Given text -
BEGIN

7.5 The Electron Transport Chain and Oxidative Phosphorylation

Question 1

the complete oxidation of glucose during the first three stages of cellular respiration results in the production of:

Answer 1

two kinds of reduced electron carriers: NADH and FADH2

Question 2

the energy in electron carriers is released in a series of:

Answer 2

redox reactions that occur as electrons pass through a chain of protein complexes in the inner mitochondrial membrane to the final electron acceptor, oxygen, which is reduced to water

Question 3

the passage of electrons is coupled to the transfer of protons across the inner mitochondrial membrane creating:

Answer 3

a concentration and charge gradient: this electrochemical gradient provides a source of potential energy that is used to drive the synthesis of ATP

Question 4

the inner mitochondrial membrane is:

Answer 4

selectively permeable (Protons can’t passively diffuse across, other molecules’ movement controlled by transporters and channels)

Question 5

what are the two components of a proton gradient?

Answer 5

chemical-difference in concentration, electrical-difference in charge =e electrochemical gradient

Question 6

the proton gradient is a source of:

Answer 6

potential energy

Question 7

ATP synthase

Answer 7

an enzyme that couples the movement of protons through the enzyme with the synthesis of ATP

Question 8

the gradient of protons provides a source of potential energy that is converted into:

Answer 8

chemical energy stored in ATP

Question 9

chemiosmotic hypothesis

Answer 9

the hypothesis that the gradient of protons across a membrane provides a source of potential energy that is converted into chemical energy stored in ATP

Question 10

where do electrons enter the electron transport chain?

Answer 10

at complex I (NADH) or complex II (FADH2)

Question 11

the transport of electrons in complex I, III, and IV is coupled with:

Answer 11

the transport of protons across the inner membrane, from the mitochondrial matrix to the intermembrane space

Question 12

within each protein complex of the electron transport chain, electrons are passed from:

Answer 12

electron donors to electron acceptors

Question 13

each electron donor and acceptor is a:

Answer 13

redox couple, consisting of an oxidized and a reduced form of a molecule

Question 14

the final reduction of oxygen to water is catalyzed by which complex?

Answer 14

complex IV

Question 15

coenzyme Q (CoQ) AKA ubiquinone (hydrophobic)

Answer 15

in respiration, a mobile electron acceptor that transports electrons from complies I and II to complex III in the electron transport chain and moves protons from the mitochondrial matrix to the intermembrane space

Question 16

once two electrons and two protons are transferred to CoQ, it forms:

Answer 16

CoQH2

Question 17

cytochrome c (hydrophilic)

Answer 17

the enzyme to which electrons are transferred in complex III of the electron transport chain

Question 18

once electrons are transferred from CoQH2 to cytochrome c, what happens to the protons?

Answer 18

they are released into the intermembrane space

Question 19

the electron transfer steps are associated with the release of energy as electrons are passed from the reduced electron carriers (NADH, FADH2) to the final electron acceptor O2

Answer 19

some of the energy is used to reduce the next carrier, some used to pump protons across the inner mitochondrial membrane

Question 20

the result of transfer of electrons being coupled with the pumping of protons is an:

Answer 20

accumulation of protons in the intermembrane space

Question 21

where are protons in higher concentration?

END

Data for review -
BEGIN

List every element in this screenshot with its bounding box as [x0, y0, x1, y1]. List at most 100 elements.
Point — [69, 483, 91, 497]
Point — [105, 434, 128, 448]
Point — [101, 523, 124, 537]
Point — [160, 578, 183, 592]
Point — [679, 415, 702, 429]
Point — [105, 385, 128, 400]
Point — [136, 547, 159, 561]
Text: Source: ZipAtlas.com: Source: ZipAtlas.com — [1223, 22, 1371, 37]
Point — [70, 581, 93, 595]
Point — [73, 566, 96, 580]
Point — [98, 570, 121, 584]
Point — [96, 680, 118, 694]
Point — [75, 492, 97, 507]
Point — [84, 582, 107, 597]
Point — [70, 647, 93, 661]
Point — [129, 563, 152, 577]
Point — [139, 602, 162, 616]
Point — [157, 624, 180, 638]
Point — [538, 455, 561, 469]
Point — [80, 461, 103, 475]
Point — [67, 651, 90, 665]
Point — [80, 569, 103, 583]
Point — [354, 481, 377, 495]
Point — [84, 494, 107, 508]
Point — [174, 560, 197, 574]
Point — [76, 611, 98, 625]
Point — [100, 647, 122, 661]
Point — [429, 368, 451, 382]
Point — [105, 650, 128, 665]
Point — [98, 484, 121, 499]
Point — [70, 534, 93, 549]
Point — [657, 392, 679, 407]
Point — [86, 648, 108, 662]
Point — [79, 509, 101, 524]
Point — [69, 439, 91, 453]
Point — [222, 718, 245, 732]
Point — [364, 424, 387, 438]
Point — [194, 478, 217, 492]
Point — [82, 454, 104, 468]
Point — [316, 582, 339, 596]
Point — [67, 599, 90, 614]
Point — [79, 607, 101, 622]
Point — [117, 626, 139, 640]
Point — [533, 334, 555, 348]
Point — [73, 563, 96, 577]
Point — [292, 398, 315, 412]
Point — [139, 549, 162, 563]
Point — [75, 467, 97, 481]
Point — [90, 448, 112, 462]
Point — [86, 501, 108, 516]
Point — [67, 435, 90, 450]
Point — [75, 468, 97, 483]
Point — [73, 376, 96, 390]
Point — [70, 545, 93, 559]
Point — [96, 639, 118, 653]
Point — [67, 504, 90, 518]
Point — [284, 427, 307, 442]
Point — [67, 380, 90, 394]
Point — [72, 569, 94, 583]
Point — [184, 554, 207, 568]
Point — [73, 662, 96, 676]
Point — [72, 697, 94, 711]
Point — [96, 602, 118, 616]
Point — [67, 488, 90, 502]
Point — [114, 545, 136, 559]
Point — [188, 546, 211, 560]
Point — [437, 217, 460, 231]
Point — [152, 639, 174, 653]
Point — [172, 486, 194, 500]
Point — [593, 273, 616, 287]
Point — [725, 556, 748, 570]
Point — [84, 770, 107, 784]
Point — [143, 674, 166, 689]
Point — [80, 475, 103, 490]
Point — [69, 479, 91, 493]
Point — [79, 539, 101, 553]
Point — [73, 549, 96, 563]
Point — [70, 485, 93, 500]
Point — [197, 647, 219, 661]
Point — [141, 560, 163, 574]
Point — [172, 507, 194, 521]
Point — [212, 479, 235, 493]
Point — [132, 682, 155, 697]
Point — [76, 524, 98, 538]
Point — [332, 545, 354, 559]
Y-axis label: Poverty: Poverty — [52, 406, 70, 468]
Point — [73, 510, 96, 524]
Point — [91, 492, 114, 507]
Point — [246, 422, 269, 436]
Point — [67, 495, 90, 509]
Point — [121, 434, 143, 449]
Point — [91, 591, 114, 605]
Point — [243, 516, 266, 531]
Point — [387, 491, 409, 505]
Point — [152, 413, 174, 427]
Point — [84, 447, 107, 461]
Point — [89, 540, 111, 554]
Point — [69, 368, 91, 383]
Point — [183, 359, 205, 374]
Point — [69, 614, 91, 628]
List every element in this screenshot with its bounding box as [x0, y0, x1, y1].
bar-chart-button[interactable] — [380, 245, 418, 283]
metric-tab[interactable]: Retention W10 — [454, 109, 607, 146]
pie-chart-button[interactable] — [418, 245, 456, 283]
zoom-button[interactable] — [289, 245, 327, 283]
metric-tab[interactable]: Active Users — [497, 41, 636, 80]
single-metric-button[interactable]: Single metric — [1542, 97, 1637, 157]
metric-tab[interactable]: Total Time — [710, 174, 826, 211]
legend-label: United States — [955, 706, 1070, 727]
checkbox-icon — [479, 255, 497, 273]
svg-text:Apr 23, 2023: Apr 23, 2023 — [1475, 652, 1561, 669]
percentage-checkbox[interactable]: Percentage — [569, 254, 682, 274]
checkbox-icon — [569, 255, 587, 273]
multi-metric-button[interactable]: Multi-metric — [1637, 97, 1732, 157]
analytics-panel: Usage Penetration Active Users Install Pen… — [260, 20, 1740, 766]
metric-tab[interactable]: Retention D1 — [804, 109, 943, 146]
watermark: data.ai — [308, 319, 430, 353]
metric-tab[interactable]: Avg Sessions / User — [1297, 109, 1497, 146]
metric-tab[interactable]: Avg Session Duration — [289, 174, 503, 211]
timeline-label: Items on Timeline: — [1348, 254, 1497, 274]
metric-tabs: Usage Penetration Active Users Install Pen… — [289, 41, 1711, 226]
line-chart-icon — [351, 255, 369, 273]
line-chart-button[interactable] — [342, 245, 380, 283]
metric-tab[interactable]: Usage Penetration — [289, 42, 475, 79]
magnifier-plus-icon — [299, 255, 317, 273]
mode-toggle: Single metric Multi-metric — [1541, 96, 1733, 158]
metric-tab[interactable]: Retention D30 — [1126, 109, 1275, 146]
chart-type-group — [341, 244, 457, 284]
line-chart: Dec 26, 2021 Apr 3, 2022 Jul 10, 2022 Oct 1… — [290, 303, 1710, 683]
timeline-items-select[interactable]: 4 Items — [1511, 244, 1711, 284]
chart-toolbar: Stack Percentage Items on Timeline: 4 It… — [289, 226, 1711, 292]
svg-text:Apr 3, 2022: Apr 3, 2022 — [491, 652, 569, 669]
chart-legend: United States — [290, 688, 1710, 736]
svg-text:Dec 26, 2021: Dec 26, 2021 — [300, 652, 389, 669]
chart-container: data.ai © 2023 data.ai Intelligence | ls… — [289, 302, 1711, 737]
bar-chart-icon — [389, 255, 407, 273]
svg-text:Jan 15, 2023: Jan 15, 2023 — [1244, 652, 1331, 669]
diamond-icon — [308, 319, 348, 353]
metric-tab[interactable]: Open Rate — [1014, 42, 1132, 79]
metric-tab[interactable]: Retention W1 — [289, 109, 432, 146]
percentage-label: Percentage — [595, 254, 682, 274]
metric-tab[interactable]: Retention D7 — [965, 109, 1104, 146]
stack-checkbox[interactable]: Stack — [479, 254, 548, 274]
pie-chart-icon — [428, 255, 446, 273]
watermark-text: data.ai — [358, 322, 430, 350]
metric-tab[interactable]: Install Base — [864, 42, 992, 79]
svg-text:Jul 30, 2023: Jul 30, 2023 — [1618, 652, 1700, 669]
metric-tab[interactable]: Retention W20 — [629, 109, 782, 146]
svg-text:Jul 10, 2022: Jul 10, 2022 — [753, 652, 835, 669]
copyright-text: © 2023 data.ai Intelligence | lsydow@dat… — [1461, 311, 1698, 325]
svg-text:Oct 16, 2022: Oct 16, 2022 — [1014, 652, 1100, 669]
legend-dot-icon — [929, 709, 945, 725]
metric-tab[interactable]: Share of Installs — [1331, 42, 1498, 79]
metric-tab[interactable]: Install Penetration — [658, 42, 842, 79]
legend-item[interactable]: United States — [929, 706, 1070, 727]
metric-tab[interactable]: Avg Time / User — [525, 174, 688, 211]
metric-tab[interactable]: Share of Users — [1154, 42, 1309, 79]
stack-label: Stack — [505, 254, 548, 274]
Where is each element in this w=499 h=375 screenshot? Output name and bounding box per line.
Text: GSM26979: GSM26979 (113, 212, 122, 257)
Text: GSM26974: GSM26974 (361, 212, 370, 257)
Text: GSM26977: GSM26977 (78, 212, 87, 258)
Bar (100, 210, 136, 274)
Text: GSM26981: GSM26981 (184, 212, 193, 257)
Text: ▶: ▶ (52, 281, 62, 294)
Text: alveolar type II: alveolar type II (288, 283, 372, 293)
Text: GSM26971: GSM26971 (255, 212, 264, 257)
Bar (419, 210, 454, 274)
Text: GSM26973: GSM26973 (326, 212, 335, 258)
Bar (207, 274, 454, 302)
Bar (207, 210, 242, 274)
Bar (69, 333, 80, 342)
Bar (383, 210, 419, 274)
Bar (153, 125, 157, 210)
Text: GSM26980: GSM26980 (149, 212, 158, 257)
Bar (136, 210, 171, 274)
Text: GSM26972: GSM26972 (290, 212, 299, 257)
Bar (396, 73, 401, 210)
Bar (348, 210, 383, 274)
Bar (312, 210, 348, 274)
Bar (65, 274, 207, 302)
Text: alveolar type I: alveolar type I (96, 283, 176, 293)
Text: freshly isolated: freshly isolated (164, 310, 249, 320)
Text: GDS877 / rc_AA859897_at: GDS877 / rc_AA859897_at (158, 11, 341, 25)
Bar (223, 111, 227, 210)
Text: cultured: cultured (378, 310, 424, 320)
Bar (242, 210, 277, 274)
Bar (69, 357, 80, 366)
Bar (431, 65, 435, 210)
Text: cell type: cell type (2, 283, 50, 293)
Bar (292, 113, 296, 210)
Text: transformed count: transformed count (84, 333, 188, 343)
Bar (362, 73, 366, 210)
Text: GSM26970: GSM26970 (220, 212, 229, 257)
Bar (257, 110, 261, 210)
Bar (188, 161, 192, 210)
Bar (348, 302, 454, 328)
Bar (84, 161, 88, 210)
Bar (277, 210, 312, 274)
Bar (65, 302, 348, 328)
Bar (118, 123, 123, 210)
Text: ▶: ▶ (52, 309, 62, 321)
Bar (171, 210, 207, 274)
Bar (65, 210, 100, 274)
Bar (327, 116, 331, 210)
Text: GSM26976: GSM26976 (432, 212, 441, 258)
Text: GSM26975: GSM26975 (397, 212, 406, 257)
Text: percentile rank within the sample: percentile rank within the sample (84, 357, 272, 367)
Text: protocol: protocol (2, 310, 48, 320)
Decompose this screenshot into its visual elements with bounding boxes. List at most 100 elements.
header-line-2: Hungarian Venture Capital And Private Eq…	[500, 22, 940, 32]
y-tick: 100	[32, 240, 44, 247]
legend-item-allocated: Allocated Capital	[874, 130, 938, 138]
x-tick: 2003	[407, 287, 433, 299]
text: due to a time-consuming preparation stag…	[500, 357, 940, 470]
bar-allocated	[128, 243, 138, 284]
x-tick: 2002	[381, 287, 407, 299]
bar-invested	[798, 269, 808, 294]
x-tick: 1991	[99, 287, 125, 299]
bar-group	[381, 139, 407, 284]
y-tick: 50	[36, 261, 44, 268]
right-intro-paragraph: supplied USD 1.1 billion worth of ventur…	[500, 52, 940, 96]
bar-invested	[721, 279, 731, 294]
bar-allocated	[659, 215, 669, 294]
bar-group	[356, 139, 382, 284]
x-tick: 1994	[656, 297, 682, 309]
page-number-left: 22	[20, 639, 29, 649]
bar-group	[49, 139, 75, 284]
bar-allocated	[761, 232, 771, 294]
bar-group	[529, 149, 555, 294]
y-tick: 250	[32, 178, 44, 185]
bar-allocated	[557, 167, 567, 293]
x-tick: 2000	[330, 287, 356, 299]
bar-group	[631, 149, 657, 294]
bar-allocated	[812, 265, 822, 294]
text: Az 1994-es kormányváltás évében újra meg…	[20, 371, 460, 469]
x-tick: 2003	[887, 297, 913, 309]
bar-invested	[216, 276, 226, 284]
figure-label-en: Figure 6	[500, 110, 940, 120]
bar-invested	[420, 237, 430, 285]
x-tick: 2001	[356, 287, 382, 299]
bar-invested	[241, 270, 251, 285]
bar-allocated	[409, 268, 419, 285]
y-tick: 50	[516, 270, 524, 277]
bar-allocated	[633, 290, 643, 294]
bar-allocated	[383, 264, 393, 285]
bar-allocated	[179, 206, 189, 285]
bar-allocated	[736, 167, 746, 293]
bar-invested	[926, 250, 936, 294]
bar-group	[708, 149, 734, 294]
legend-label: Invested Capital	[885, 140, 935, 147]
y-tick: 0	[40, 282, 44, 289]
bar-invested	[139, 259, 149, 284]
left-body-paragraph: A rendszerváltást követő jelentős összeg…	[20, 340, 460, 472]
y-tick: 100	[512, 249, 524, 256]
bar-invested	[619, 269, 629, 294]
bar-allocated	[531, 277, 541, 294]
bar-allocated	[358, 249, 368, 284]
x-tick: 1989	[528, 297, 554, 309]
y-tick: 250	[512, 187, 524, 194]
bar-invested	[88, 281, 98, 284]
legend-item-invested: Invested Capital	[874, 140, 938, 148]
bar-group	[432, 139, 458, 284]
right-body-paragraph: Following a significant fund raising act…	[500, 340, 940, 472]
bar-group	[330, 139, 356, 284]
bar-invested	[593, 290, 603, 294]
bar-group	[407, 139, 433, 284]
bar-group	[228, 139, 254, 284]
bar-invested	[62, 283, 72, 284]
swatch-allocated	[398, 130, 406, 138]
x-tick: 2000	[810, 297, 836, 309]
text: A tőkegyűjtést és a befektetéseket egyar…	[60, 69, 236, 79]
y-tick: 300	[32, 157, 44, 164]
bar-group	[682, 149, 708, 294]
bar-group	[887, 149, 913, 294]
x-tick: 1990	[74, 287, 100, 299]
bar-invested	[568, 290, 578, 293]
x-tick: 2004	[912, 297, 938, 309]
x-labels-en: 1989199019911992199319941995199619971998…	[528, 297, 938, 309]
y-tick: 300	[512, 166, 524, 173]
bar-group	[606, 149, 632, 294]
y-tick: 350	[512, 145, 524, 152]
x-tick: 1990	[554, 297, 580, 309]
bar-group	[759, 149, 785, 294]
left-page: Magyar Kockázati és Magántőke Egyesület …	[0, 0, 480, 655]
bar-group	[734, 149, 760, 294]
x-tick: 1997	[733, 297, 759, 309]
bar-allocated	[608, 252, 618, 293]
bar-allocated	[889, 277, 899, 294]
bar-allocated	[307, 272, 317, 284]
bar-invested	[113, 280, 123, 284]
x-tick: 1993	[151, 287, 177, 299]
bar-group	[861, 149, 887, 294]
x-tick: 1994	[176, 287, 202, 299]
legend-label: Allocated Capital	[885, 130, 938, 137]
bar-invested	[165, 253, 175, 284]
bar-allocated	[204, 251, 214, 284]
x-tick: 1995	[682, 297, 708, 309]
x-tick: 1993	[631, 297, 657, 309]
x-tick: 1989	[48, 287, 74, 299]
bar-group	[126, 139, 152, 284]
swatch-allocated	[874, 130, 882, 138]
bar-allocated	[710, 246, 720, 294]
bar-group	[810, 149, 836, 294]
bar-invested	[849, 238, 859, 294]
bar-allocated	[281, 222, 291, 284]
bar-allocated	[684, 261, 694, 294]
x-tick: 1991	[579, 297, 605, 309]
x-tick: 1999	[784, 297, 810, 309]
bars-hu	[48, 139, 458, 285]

END

Instructions -
A – In the flashcards on the electron transport chain, which complex catalyzes the final reduction of oxygen to water?
B – Rewrite the electron transport chain flashcards starting with "Question 20" and going on through "in higher concentration?", changing "protons" to "hydrogen ions".
C – Translate this sentence from the electron transport chain flashcards into Spanish: "this electrochemical gradient provides a source of potential energy that is used to drive the synthesis of ATP"

Answers for the exercise -
A – Complex IV catalyzes it.

B –
Question 20

the result of transfer of electrons being coupled with the pumping of hydrogen ions is an:

Answer 20

accumulation of hydrogen ions in the intermembrane space

Question 21

where are hydrogen ions in higher concentration?

C – este gradiente electroquímico proporciona una fuente de energía potencial que se utiliza para impulsar la síntesis de ATP